[DATA PROVIDED start]

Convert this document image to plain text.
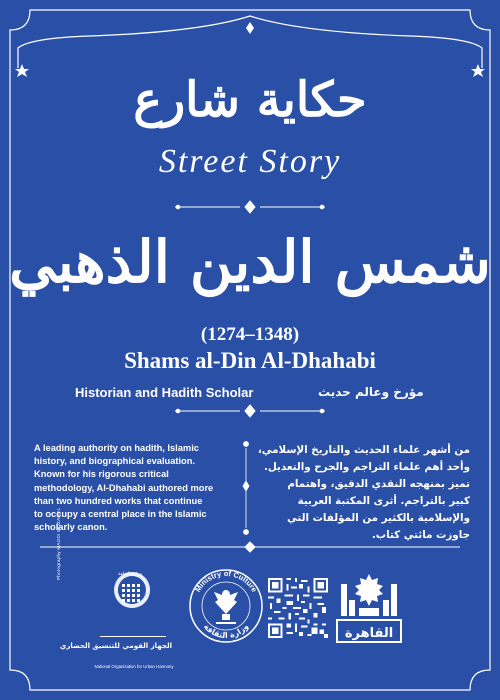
حكاية شارع
Street Story
شمس الدين الذهبي
(1274–1348)
Shams al-Din Al-Dhahabi
Historian and Hadith Scholar	مؤرخ وعالم حديث
A leading authority on hadith, Islamic
history, and biographical evaluation.
Known for his rigorous critical
methodology, Al-Dhahabi authored more
than two hundred works that continue
to occupy a central place in the Islamic
scholarly canon.
من أشهر علماء الحديث والتاريخ الإسلامي،
وأحد أهم علماء التراجم والجرح والتعديل.
تميز بمنهجه النقدي الدقيق، واهتمام
كبير بالتراجم. أثرى المكتبة العربية
والإسلامية بالكثير من المؤلفات التي
جاوزت مائتي كتاب.
Photography MAGDI MOZAMEL
الجهاز القومي للتنسيق الحضاري
National Organization for Urban Harmony
وزارة الثقافة
Ministry of Culture
وزارة الثقافة	القاهرة
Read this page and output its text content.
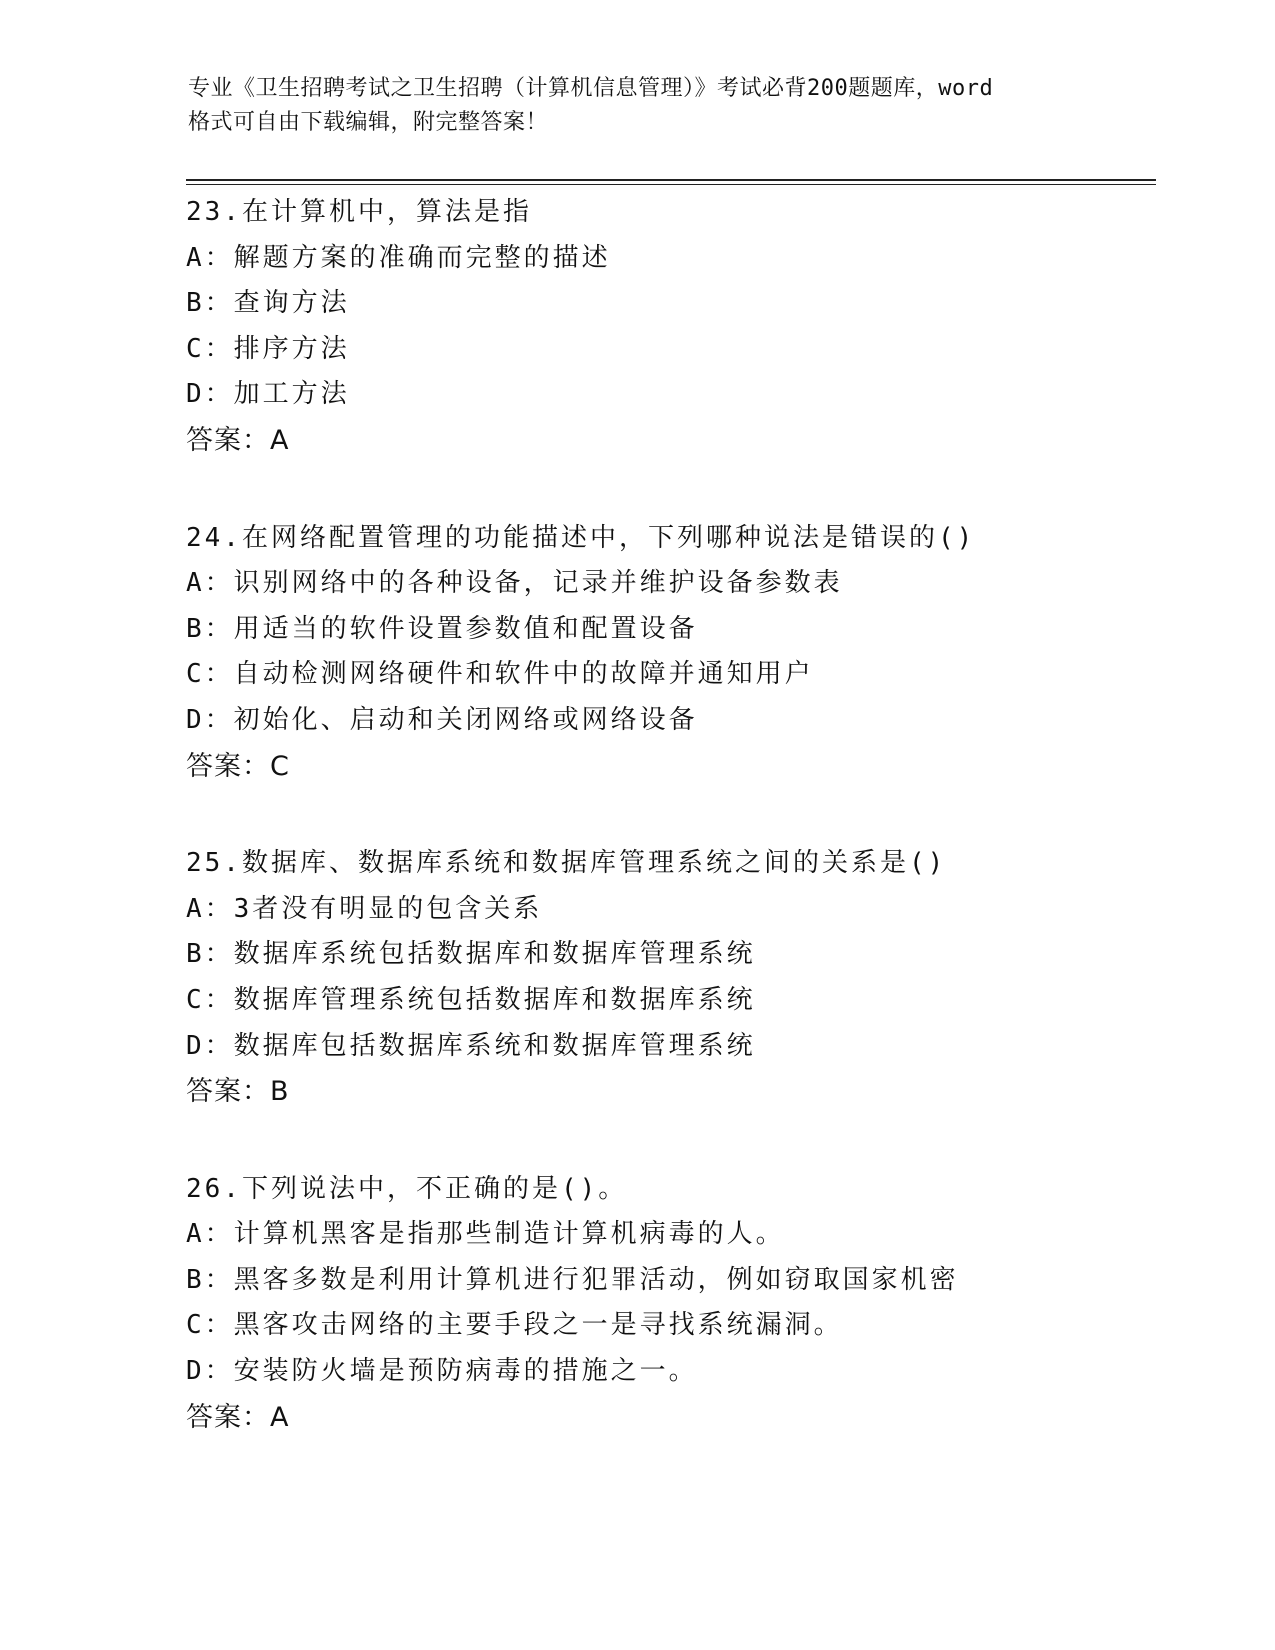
专业《卫生招聘考试之卫生招聘（计算机信息管理）》考试必背200题题库，word
格式可自由下载编辑，附完整答案！
23.在计算机中，算法是指
A：解题方案的准确而完整的描述
B：查询方法
C：排序方法
D：加工方法
答案：A
24.在网络配置管理的功能描述中，下列哪种说法是错误的()
A：识别网络中的各种设备，记录并维护设备参数表
B：用适当的软件设置参数值和配置设备
C：自动检测网络硬件和软件中的故障并通知用户
D：初始化、启动和关闭网络或网络设备
答案：C
25.数据库、数据库系统和数据库管理系统之间的关系是()
A：3者没有明显的包含关系
B：数据库系统包括数据库和数据库管理系统
C：数据库管理系统包括数据库和数据库系统
D：数据库包括数据库系统和数据库管理系统
答案：B
26.下列说法中，不正确的是()。
A：计算机黑客是指那些制造计算机病毒的人。
B：黑客多数是利用计算机进行犯罪活动，例如窃取国家机密
C：黑客攻击网络的主要手段之一是寻找系统漏洞。
D：安装防火墙是预防病毒的措施之一。
答案：A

[DATA PROVIDED end]

WHAT IS NEEDED: Within the data above, pick out all lines holding the word "الثقافة".

CORRECT OUTPUT:
وزارة الثقافة
وزارة الثقافة	القاهرة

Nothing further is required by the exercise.